## PROBLEMS TO SOLVE
A) Answer these questions from the flashcards on health and normality:
(i) What determines the "normal" value under optimal normality?
(ii) How do the flashcards define sickness?
(iii) In the medical model, what is the aim of cure?
B) Can you write the next part of the flashcards on health and normality, starting after their final line?

## TEXT PROVIDED
▶

Block 1 Flashcards
What is Statistical Normality?
Based on the normal (Gaussian) distribution
95% of the population should be within ± 2.5 standard deviations of the mean
What is Social Normality?
What society finds acceptable or desirable.
Changes within a given society, culture, and time.
What is Optimal Normality?
‘Normal’ value is determined by what is required for optimal health
Not the mean/median of a population.
Define Illness
Subjective experience, varying between people.
Can be ill in the absence of disease.
Define Sickness
A social role given to or taken on by a person perceived to be ill.
Define Disease
Objective diagnosis using specific signs and symptoms.
Deviation from the biological norm.
Changes with medical advances.
What are the key features of the medical model?
- Normality = State of health is the absence of disease
- Abnormality = Ill health is based upon pathological changes
- Ill health is caused by biological misfortunes that are identified by signs/ symptoms and the process of diagnosis
- Cure is to restore to a healthy (normal) state
- Medical knowledge is exclusionary (the job of expects)
- Model is disease orientated and concerned with pathology
What are the criticisms of the medical model?

◀

## DATA SUPPLIED
▶

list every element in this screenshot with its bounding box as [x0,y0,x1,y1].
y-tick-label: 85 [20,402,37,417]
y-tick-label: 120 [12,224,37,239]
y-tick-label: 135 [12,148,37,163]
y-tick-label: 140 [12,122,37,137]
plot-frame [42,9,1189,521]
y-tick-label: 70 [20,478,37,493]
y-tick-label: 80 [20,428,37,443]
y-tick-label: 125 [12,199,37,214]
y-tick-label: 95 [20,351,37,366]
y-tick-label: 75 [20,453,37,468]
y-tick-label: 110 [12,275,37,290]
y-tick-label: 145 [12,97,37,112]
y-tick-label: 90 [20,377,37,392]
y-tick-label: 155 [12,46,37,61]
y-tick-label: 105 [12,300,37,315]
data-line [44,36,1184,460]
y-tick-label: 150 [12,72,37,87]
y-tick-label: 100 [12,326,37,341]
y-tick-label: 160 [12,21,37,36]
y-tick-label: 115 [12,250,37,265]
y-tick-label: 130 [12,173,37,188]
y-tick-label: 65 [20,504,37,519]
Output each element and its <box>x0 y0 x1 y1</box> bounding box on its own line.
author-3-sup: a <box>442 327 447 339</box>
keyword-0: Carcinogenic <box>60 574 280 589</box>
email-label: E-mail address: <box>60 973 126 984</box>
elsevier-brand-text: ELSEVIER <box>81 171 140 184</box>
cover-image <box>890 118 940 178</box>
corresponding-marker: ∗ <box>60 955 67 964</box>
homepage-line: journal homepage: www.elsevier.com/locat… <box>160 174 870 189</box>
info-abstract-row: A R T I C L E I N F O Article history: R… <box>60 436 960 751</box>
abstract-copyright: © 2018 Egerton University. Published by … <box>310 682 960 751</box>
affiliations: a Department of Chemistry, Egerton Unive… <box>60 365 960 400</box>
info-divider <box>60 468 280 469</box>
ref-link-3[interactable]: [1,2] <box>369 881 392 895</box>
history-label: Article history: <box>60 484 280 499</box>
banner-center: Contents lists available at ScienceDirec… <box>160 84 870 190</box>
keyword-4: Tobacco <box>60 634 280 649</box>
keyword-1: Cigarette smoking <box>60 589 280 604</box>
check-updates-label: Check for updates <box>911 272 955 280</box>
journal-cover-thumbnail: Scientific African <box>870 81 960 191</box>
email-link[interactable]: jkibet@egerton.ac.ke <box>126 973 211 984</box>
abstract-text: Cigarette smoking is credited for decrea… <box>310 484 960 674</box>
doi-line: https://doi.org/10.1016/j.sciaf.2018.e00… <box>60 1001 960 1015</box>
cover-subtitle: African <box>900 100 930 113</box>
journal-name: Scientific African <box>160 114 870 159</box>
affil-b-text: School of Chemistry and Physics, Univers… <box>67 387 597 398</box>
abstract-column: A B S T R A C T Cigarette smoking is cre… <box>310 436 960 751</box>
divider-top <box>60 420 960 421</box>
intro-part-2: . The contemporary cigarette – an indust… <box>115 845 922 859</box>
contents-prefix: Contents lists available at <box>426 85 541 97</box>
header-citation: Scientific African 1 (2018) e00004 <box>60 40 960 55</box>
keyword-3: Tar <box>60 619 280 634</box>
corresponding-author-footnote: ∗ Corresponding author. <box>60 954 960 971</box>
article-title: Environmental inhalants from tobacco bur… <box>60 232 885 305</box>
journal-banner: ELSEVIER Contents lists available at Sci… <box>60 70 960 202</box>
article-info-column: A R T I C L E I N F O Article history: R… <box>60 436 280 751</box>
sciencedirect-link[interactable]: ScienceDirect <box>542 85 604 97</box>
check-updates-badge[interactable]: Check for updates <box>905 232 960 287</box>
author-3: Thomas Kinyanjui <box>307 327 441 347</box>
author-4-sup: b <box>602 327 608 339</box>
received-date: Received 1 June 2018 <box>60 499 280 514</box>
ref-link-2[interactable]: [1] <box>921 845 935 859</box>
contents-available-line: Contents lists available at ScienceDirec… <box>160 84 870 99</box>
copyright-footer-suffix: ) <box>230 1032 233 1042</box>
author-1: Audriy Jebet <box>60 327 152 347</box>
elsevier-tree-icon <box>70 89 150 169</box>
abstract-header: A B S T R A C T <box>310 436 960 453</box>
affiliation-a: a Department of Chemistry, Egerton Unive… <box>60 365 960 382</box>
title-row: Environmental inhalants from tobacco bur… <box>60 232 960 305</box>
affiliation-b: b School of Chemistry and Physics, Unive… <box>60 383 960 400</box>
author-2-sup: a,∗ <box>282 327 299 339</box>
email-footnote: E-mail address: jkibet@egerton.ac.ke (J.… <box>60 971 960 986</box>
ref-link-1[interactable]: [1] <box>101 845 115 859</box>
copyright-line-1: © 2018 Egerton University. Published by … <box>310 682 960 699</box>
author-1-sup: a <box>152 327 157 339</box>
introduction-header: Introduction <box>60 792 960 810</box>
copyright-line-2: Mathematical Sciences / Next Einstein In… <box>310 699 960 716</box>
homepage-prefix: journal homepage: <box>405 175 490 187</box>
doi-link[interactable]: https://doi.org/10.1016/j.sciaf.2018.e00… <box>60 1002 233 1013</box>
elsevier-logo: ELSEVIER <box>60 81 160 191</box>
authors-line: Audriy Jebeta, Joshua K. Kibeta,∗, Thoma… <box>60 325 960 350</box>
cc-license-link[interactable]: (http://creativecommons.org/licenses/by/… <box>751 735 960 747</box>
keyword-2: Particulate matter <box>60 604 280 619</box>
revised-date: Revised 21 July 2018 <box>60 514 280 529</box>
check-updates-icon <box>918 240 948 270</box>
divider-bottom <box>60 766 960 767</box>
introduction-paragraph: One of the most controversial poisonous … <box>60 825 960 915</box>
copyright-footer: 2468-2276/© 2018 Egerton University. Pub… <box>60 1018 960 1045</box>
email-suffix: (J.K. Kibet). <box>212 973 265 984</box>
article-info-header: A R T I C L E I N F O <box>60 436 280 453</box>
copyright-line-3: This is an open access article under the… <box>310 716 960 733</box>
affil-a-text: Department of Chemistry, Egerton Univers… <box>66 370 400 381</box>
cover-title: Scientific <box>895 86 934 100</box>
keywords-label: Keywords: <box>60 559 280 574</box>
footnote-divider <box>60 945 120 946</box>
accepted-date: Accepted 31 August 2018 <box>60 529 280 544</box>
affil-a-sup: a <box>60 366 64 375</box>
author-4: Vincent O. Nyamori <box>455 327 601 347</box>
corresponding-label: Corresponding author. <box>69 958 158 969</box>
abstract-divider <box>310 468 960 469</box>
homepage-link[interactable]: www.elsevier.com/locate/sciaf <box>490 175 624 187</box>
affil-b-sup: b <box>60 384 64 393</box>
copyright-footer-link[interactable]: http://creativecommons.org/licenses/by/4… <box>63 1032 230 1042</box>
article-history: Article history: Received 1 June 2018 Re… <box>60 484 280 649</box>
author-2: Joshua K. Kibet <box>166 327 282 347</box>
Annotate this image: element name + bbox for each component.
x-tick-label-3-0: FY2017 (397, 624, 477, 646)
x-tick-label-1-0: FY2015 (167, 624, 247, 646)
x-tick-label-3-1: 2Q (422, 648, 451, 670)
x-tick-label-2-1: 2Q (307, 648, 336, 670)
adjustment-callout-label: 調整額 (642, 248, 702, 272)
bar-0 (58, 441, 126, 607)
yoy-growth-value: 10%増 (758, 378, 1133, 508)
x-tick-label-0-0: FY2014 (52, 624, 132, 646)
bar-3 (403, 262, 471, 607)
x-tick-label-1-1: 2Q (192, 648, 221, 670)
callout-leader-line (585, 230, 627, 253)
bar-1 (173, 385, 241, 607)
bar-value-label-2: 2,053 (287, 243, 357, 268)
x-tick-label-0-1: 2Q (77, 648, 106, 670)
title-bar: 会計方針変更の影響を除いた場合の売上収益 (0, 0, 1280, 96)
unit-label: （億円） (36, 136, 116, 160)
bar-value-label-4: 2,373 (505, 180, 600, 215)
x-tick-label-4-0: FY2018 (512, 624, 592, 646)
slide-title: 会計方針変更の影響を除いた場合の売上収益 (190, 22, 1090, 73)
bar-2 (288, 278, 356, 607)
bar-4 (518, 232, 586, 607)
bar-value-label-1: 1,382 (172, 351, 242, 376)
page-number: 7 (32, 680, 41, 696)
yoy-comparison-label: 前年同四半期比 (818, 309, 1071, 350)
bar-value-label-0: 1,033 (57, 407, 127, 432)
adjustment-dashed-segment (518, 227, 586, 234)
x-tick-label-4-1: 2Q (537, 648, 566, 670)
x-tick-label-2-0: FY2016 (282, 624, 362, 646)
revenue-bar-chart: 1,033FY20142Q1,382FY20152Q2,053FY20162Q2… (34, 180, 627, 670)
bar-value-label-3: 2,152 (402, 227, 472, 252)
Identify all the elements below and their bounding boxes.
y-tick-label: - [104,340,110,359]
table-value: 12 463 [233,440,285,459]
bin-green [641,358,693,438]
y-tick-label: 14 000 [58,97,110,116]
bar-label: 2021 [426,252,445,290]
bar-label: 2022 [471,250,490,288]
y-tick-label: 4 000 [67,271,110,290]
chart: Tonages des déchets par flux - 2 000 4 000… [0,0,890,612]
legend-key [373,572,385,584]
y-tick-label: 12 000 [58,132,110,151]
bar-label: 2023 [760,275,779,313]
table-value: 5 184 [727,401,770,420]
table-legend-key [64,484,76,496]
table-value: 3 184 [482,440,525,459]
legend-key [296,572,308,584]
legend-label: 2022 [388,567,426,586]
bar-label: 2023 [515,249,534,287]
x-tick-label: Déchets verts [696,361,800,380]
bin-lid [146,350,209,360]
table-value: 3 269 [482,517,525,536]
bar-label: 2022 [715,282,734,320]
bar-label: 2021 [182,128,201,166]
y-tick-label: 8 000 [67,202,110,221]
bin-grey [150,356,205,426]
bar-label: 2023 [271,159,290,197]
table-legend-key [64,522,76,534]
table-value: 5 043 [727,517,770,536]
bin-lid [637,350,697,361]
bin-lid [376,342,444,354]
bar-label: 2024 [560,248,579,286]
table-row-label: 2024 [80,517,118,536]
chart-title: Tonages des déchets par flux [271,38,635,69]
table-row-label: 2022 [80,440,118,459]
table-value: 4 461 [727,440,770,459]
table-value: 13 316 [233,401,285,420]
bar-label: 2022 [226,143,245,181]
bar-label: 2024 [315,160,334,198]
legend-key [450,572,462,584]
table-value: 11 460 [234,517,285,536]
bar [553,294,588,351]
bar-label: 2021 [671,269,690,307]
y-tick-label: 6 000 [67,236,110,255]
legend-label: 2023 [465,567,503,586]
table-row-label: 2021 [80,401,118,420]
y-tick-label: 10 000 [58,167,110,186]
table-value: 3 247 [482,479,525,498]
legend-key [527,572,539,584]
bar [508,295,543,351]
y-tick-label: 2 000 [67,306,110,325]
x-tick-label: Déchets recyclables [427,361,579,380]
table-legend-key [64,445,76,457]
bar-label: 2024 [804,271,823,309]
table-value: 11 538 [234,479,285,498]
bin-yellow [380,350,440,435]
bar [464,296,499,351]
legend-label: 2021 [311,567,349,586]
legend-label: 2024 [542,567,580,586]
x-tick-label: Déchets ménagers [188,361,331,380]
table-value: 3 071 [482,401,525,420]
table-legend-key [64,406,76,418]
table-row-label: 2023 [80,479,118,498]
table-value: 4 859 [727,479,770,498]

◀

## TASK RESPONSES
A)
(i) What is required for optimal health.
(ii) A social role given to or taken on by a person perceived to be ill.
(iii) To restore the person to a healthy (normal) state.

B)
- Majority of power is in the hands of the medical profession not patients
- Shift to chronic/degenerative diseases which are not linked to simple biological causes and not amenable by medial cure
- Model does not include social/cultural influences on health
- People do not view normal as the same. Different views
What is the social model?
- Health is socially constructed (varied, uncertain and diverse)
- Ill health is also caused by social/cultural factors not only biological
- Causes can be identified via beliefs and interpretation
- Knowledge is not exclusionary
- Model is holistic (concerned with people’s lives and experiences and how they define health)
What is the WHO definition of health?
Give 4 other definitions of health
A state of complete social, physical and mental wellbeing and not merely the absence of disease or infirmity.
Health as absence from disease.
Health as functionality (ADLs.)
Health as freedom.
Health as an equilibrium.
Define prevalence of disease
A measure of how common a disease is
As a proportion.
(% or number in 1000/10000 etc.)
How would you work out disease prevalence?
P = (no. people with disease/total number of people) x 100 (for a %)
What are the 3 types of prevalence?
1. Point prevalence:
The prevalence at a given time (burden of disease)
2. Period prevalence:
The prevalence through a set range
3. Lifetime prevalence:
Prevalence of disease with respect to patients lifetime
Give one pro and one con of using prevalence of disease
Pro:
Prevalence is good at gauging the burden of disease Con:
Can be affected by the duration of the disease.
Define incidence
The rate at which new events occur in a population, over a defined period of time.
Either expressed as per n people of n years, or as n-person years
How would you calculate the incidence?
Incidence = (number of new cases)/(no. people observed x years observed) x units (eg, 1000 for per 1000 people etc)
What is a 95% confidence interval?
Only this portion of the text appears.